GIVEN TASK
Your task is to write out the complete listing exactly as it is shown.

DATA EXCERPTS
———

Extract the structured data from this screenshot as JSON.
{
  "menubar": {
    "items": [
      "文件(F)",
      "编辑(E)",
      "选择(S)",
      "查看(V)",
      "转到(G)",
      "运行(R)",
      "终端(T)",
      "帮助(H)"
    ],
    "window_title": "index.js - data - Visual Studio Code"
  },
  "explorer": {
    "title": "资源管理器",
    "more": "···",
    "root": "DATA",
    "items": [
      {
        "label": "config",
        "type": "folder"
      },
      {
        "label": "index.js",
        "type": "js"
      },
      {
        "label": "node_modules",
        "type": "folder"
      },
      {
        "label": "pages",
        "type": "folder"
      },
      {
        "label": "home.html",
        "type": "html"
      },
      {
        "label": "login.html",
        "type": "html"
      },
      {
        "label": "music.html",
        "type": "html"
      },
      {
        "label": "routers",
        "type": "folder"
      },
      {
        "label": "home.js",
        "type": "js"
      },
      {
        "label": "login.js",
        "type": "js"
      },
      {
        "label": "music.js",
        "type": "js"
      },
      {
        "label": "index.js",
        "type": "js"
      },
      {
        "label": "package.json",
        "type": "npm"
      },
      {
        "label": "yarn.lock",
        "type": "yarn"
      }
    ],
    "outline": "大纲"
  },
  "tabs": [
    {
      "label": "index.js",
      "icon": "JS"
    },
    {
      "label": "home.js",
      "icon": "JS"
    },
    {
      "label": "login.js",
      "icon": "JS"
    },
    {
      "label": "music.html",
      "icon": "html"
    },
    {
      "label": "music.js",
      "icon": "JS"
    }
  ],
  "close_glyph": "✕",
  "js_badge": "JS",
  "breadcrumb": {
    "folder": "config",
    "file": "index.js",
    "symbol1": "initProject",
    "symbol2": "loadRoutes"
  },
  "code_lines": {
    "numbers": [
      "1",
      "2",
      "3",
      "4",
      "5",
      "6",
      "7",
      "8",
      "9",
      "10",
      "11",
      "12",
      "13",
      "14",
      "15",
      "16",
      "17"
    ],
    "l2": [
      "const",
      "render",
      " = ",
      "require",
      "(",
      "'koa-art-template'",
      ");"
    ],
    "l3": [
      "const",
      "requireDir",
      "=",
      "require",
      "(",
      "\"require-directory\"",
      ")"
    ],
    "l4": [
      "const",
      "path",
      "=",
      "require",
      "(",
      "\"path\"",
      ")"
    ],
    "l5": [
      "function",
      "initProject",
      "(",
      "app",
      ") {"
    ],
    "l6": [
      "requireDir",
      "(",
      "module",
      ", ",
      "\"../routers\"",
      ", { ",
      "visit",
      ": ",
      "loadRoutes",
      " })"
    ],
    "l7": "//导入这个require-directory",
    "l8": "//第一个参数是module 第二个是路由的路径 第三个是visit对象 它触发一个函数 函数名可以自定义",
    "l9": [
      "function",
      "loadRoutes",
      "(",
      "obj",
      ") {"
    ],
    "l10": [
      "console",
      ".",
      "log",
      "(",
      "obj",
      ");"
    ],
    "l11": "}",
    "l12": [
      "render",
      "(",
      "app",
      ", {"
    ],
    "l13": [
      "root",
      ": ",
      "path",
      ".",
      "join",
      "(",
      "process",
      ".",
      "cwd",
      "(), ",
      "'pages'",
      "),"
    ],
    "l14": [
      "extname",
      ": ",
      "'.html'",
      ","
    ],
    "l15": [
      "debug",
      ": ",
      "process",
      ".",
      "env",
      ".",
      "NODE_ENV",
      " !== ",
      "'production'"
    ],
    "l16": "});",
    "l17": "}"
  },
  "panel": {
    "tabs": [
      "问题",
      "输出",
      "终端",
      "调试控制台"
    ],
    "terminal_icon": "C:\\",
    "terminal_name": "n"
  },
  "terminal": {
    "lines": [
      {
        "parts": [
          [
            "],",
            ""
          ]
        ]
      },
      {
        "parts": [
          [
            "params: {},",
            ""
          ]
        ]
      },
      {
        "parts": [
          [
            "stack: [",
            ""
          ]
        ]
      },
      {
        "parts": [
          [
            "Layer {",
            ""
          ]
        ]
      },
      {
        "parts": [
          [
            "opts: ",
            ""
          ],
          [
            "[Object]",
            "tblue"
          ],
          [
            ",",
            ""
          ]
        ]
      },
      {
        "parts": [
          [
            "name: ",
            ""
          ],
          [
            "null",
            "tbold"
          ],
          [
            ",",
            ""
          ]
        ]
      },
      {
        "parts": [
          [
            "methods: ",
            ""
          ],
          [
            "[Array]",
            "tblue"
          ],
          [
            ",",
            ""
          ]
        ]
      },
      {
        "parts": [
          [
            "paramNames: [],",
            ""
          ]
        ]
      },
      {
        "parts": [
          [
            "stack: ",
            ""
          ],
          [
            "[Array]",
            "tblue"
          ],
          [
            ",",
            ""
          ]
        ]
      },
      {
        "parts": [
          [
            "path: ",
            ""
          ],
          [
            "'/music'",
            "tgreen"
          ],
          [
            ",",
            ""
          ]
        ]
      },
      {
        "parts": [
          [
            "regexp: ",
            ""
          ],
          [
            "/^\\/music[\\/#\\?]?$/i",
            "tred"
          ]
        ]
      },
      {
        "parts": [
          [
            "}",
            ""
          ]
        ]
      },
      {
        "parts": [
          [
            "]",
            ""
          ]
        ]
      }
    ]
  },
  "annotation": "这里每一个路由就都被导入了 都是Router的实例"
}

———

TASK RESULT
Extract the structured data from this screenshot as JSON.
{
  "menubar": {
    "items": [
      "文件(F)",
      "编辑(E)",
      "选择(S)",
      "查看(V)",
      "转到(G)",
      "运行(R)",
      "终端(T)",
      "帮助(H)"
    ],
    "window_title": "index.js - data - Visual Studio Code"
  },
  "explorer": {
    "title": "资源管理器",
    "more": "···",
    "root": "DATA",
    "items": [
      {
        "label": "config",
        "type": "folder"
      },
      {
        "label": "index.js",
        "type": "js"
      },
      {
        "label": "node_modules",
        "type": "folder"
      },
      {
        "label": "pages",
        "type": "folder"
      },
      {
        "label": "home.html",
        "type": "html"
      },
      {
        "label": "login.html",
        "type": "html"
      },
      {
        "label": "music.html",
        "type": "html"
      },
      {
        "label": "routers",
        "type": "folder"
      },
      {
        "label": "home.js",
        "type": "js"
      },
      {
        "label": "login.js",
        "type": "js"
      },
      {
        "label": "music.js",
        "type": "js"
      },
      {
        "label": "index.js",
        "type": "js"
      },
      {
        "label": "package.json",
        "type": "npm"
      },
      {
        "label": "yarn.lock",
        "type": "yarn"
      }
    ],
    "outline": "大纲"
  },
  "tabs": [
    {
      "label": "index.js",
      "icon": "JS"
    },
    {
      "label": "home.js",
      "icon": "JS"
    },
    {
      "label": "login.js",
      "icon": "JS"
    },
    {
      "label": "music.html",
      "icon": "html"
    },
    {
      "label": "music.js",
      "icon": "JS"
    }
  ],
  "close_glyph": "✕",
  "js_badge": "JS",
  "breadcrumb": {
    "folder": "config",
    "file": "index.js",
    "symbol1": "initProject",
    "symbol2": "loadRoutes"
  },
  "code_lines": {
    "numbers": [
      "1",
      "2",
      "3",
      "4",
      "5",
      "6",
      "7",
      "8",
      "9",
      "10",
      "11",
      "12",
      "13",
      "14",
      "15",
      "16",
      "17"
    ],
    "l2": [
      "const",
      "render",
      " = ",
      "require",
      "(",
      "'koa-art-template'",
      ");"
    ],
    "l3": [
      "const",
      "requireDir",
      "=",
      "require",
      "(",
      "\"require-directory\"",
      ")"
    ],
    "l4": [
      "const",
      "path",
      "=",
      "require",
      "(",
      "\"path\"",
      ")"
    ],
    "l5": [
      "function",
      "initProject",
      "(",
      "app",
      ") {"
    ],
    "l6": [
      "requireDir",
      "(",
      "module",
      ", ",
      "\"../routers\"",
      ", { ",
      "visit",
      ": ",
      "loadRoutes",
      " })"
    ],
    "l7": "//导入这个require-directory",
    "l8": "//第一个参数是module 第二个是路由的路径 第三个是visit对象 它触发一个函数 函数名可以自定义",
    "l9": [
      "function",
      "loadRoutes",
      "(",
      "obj",
      ") {"
    ],
    "l10": [
      "console",
      ".",
      "log",
      "(",
      "obj",
      ");"
    ],
    "l11": "}",
    "l12": [
      "render",
      "(",
      "app",
      ", {"
    ],
    "l13": [
      "root",
      ": ",
      "path",
      ".",
      "join",
      "(",
      "process",
      ".",
      "cwd",
      "(), ",
      "'pages'",
      "),"
    ],
    "l14": [
      "extname",
      ": ",
      "'.html'",
      ","
    ],
    "l15": [
      "debug",
      ": ",
      "process",
      ".",
      "env",
      ".",
      "NODE_ENV",
      " !== ",
      "'production'"
    ],
    "l16": "});",
    "l17": "}"
  },
  "panel": {
    "tabs": [
      "问题",
      "输出",
      "终端",
      "调试控制台"
    ],
    "terminal_icon": "C:\\",
    "terminal_name": "n"
  },
  "terminal": {
    "lines": [
      {
        "parts": [
          [
            "],",
            ""
          ]
        ]
      },
      {
        "parts": [
          [
            "params: {},",
            ""
          ]
        ]
      },
      {
        "parts": [
          [
            "stack: [",
            ""
          ]
        ]
      },
      {
        "parts": [
          [
            "Layer {",
            ""
          ]
        ]
      },
      {
        "parts": [
          [
            "opts: ",
            ""
          ],
          [
            "[Object]",
            "tblue"
          ],
          [
            ",",
            ""
          ]
        ]
      },
      {
        "parts": [
          [
            "name: ",
            ""
          ],
          [
            "null",
            "tbold"
          ],
          [
            ",",
            ""
          ]
        ]
      },
      {
        "parts": [
          [
            "methods: ",
            ""
          ],
          [
            "[Array]",
            "tblue"
          ],
          [
            ",",
            ""
          ]
        ]
      },
      {
        "parts": [
          [
            "paramNames: [],",
            ""
          ]
        ]
      },
      {
        "parts": [
          [
            "stack: ",
            ""
          ],
          [
            "[Array]",
            "tblue"
          ],
          [
            ",",
            ""
          ]
        ]
      },
      {
        "parts": [
          [
            "path: ",
            ""
          ],
          [
            "'/music'",
            "tgreen"
          ],
          [
            ",",
            ""
          ]
        ]
      },
      {
        "parts": [
          [
            "regexp: ",
            ""
          ],
          [
            "/^\\/music[\\/#\\?]?$/i",
            "tred"
          ]
        ]
      },
      {
        "parts": [
          [
            "}",
            ""
          ]
        ]
      },
      {
        "parts": [
          [
            "]",
            ""
          ]
        ]
      }
    ]
  },
  "annotation": "这里每一个路由就都被导入了 都是Router的实例"
}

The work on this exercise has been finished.